(EXTRACT)
GLAS

TP-Link Drops Apple HomeKit Plans and GLAS to Lose Microsoft Cortana as Smart Home Consolidates Around Alexa and Google Assistant

There are new signs that smart home devices will mainly stick to Google Assistant and Amazon’s Alexa as their voice assistant options. The GLAS smart thermostat will no longer use Microsoft’s Cortana voice assistant, and TP-Link canceled plans to make its Kasa Smart Plug Mini controllable by Apple’s Siri voice assistant.

Ending and Canceling Some Voice Assistant Support

GLAS, developed by Johnson Controls, has until now been the only smart thermostat with support for Cortana. The next software update ends that support. The email from GLAS obtained by Voicebot does not explain any reason for the sudden removal of Cortana from the device, only stating that “Microsoft Cortana voice assistant will no longer work on your device.”

But voice control is still available through Alexa and Google Assistant – it’s only Cortana that is leaving the platform. Cortana’s removal from GLAS is the latest in a series of setbacks for Microsoft’s digital assistant. Microsoft has been slowly repositioning Cortana as more business-focused, and the assistant is being removed from the Xbox One console soon.

TP-Link’s Kasa Smart Plug Mini meanwhile, had not yet added Siri as a control before cutting the voice assistant out of its plans. The plans for bringing Siri to TP-Link’s Kasa Smart brand of smart home devices were first announced at CES this year when TP-Link said it would add Apple’s Homekit to its developer platform. The updates were initially slated to come out earlier this year, but the delay lengthened until this week, at which point TP-Link told users that Apple’s voice assistant was no longer part of its plans.
(End EXTRACT)
(MATERIAL SHOWN)
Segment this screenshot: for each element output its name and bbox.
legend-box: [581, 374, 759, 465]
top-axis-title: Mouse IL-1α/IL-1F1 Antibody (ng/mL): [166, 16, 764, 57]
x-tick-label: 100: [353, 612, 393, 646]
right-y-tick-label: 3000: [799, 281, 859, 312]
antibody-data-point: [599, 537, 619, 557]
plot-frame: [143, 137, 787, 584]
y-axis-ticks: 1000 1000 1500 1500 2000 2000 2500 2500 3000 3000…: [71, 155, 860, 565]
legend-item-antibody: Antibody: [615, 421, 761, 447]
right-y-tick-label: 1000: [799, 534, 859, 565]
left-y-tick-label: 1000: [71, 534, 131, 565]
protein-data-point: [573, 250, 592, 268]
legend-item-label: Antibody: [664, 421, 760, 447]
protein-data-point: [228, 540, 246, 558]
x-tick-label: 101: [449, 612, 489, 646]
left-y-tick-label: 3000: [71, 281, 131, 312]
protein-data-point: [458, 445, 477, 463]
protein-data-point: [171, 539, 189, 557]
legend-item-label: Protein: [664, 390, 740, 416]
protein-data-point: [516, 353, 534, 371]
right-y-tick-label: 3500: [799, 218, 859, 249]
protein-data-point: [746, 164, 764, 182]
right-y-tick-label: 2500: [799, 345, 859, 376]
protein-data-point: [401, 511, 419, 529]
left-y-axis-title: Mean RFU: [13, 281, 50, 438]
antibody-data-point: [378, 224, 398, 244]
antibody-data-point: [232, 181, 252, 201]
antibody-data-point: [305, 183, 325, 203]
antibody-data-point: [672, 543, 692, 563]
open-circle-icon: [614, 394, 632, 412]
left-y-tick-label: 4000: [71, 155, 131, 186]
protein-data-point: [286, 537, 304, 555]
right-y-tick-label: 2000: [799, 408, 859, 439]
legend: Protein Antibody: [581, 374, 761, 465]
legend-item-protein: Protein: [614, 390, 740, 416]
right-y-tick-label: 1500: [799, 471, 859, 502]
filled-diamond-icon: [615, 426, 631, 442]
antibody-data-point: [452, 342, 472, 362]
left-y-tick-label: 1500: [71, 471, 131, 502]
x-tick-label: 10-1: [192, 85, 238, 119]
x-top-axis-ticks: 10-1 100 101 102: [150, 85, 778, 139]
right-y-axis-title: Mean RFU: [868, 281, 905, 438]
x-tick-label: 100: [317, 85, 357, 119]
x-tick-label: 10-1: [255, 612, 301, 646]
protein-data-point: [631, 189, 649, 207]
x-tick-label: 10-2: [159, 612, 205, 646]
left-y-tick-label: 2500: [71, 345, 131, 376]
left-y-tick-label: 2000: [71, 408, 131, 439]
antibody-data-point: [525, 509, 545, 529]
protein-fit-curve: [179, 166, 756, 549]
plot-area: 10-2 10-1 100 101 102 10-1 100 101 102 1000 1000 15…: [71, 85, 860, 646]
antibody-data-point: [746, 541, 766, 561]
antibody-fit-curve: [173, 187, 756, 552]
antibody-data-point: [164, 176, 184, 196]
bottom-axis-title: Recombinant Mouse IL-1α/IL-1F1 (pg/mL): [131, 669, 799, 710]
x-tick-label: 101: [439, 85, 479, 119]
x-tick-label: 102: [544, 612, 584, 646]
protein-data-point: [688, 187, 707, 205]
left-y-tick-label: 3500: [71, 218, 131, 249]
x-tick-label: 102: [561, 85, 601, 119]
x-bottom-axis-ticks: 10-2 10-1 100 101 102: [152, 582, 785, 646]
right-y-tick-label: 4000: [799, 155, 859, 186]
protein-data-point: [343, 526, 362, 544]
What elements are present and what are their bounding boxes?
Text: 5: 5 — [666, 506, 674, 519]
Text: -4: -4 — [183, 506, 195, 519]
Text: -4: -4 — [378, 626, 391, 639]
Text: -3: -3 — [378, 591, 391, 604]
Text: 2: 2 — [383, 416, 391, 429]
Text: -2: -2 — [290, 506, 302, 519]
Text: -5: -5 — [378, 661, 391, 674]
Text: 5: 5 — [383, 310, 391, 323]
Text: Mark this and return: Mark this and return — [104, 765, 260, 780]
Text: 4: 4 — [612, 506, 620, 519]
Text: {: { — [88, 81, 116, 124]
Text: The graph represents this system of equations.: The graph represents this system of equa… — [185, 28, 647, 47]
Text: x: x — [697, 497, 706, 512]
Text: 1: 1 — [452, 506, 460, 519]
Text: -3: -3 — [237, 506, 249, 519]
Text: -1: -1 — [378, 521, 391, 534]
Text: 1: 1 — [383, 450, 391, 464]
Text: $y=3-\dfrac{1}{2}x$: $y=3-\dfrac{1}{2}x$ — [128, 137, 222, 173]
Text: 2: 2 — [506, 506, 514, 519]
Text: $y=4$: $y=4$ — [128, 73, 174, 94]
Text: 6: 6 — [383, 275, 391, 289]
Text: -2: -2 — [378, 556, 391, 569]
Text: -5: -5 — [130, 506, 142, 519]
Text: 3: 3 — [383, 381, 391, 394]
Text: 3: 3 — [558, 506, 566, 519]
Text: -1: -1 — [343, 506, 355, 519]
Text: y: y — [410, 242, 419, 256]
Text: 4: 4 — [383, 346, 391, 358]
(End MATERIAL SHOWN)
- _TASKS AND EXERCISES_:
[A] Pull out the part of the smart home article starting with "But voice control" and going on through "part of its plans.".
[B] Answer these questions from the smart home article:
(i) Which company developed GLAS?
(ii) Where were the plans for bringing Siri to TP-Link's Kasa Smart devices first announced?
(iii) Which console is Cortana soon being removed from?
[C] Name every voice assistant mentioned in the smart home article.
The listing isn't needed for any of this.

- _EXERCISE ANSWERS_:
[A]
But voice control is still available through Alexa and Google Assistant – it’s only Cortana that is leaving the platform. Cortana’s removal from GLAS is the latest in a series of setbacks for Microsoft’s digital assistant. Microsoft has been slowly repositioning Cortana as more business-focused, and the assistant is being removed from the Xbox One console soon.

TP-Link’s Kasa Smart Plug Mini meanwhile, had not yet added Siri as a control before cutting the voice assistant out of its plans. The plans for bringing Siri to TP-Link’s Kasa Smart brand of smart home devices were first announced at CES this year when TP-Link said it would add Apple’s Homekit to its developer platform. The updates were initially slated to come out earlier this year, but the delay lengthened until this week, at which point TP-Link told users that Apple’s voice assistant was no longer part of its plans.

[B]
(i) Johnson Controls
(ii) At CES
(iii) The Xbox One

[C] Google Assistant, Alexa, Cortana, Siri